Exercise
Your answer should be a single number: the count of lines that include the word "Model".

Dataset content

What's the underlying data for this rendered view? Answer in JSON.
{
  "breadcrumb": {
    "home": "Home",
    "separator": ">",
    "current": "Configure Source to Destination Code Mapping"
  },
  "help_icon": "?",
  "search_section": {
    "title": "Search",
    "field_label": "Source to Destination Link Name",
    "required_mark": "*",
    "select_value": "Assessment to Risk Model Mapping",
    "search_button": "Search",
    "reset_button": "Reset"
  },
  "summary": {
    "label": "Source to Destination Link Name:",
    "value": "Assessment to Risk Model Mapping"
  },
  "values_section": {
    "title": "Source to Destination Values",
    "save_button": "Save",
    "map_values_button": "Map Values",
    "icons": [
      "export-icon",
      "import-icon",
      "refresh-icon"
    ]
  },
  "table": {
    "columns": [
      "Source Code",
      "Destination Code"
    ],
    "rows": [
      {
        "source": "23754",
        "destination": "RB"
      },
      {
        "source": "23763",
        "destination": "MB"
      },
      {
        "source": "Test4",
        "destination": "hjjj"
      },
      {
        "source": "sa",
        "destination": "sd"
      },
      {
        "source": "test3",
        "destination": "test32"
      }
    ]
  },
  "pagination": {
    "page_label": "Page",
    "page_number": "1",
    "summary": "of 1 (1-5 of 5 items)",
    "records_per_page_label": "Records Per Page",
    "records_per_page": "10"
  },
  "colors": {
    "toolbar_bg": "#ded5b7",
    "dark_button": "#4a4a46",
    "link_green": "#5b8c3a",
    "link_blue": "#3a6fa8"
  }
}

Written answer
2